**** Record list

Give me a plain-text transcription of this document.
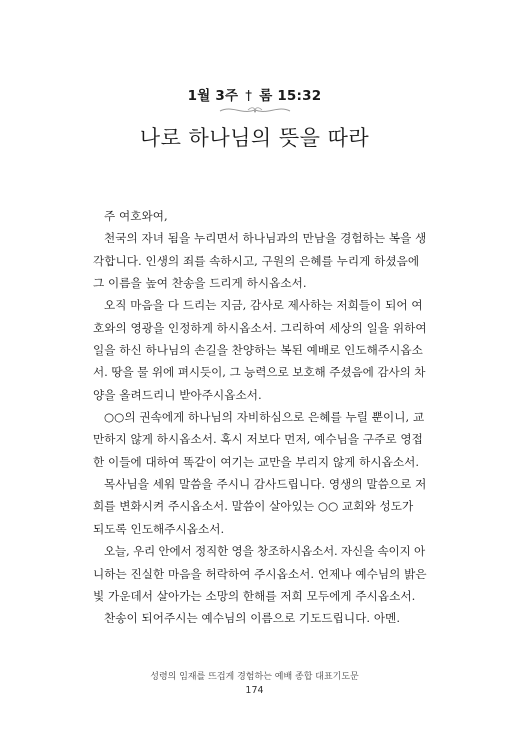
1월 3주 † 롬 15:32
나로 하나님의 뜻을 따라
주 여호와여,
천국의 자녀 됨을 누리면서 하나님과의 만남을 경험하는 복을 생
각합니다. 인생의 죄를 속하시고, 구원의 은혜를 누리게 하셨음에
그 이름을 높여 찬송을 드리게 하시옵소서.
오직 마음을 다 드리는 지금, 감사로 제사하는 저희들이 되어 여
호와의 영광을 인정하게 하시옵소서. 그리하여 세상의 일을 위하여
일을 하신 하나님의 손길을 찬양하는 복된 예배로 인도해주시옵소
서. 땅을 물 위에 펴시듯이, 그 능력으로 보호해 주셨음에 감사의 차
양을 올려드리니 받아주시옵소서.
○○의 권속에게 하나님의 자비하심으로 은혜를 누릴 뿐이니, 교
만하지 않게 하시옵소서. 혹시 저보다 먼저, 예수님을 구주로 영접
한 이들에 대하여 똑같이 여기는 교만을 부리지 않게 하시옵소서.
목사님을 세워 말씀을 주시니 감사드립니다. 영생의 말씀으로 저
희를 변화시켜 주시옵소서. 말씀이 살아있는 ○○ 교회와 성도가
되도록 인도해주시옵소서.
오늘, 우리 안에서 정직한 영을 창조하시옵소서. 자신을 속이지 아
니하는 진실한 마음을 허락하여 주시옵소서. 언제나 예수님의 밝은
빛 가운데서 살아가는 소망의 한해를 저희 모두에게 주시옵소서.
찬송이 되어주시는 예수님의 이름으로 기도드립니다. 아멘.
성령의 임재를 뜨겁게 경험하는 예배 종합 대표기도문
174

********
**** Record list

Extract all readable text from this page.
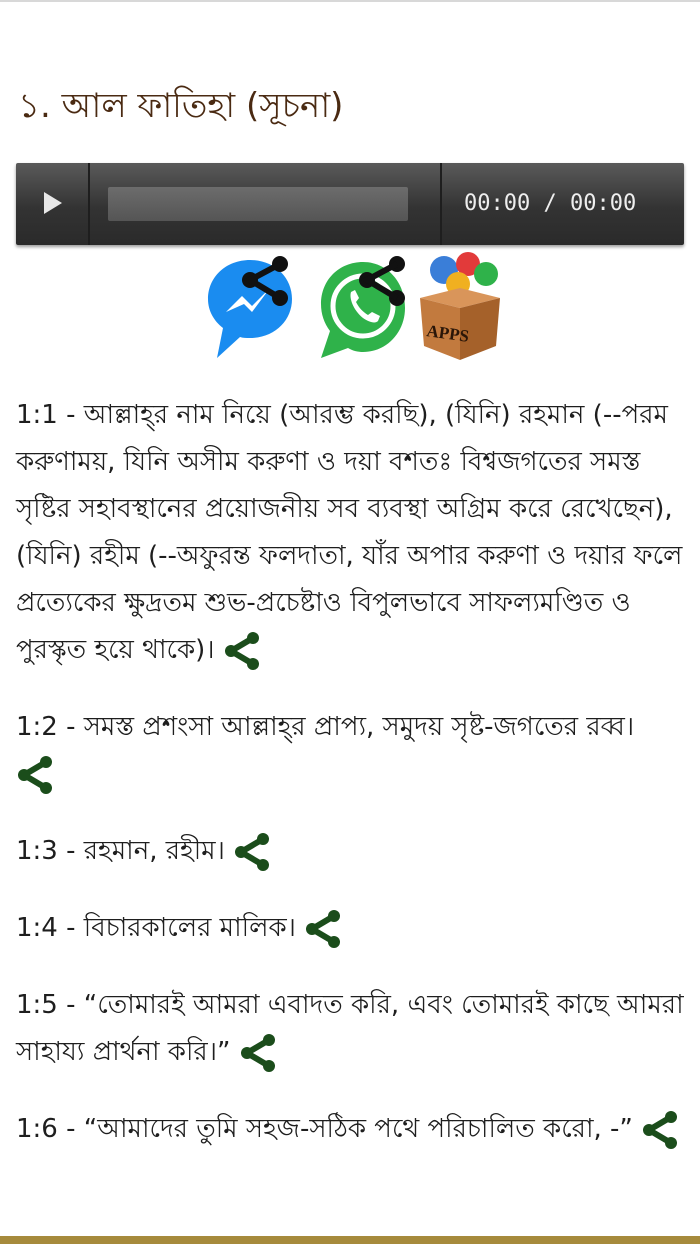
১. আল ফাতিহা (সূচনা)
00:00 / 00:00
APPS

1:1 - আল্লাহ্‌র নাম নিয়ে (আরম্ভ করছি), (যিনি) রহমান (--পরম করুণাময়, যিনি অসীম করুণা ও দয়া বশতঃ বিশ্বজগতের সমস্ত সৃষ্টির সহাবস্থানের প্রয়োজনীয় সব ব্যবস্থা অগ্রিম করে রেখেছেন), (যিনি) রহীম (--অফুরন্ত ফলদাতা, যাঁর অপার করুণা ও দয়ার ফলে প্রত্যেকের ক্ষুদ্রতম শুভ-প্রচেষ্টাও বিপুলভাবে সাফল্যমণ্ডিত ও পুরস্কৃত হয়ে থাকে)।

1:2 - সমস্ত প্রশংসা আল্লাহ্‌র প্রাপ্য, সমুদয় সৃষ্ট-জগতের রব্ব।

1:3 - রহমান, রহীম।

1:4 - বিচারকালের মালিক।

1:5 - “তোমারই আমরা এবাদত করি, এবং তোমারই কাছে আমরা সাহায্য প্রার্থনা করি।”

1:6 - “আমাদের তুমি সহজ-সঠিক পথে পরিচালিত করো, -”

********

= Short problem =
Extract every line containing the string "경험하는" from the material.

= Result =
천국의 자녀 됨을 누리면서 하나님과의 만남을 경험하는 복을 생
성령의 임재를 뜨겁게 경험하는 예배 종합 대표기도문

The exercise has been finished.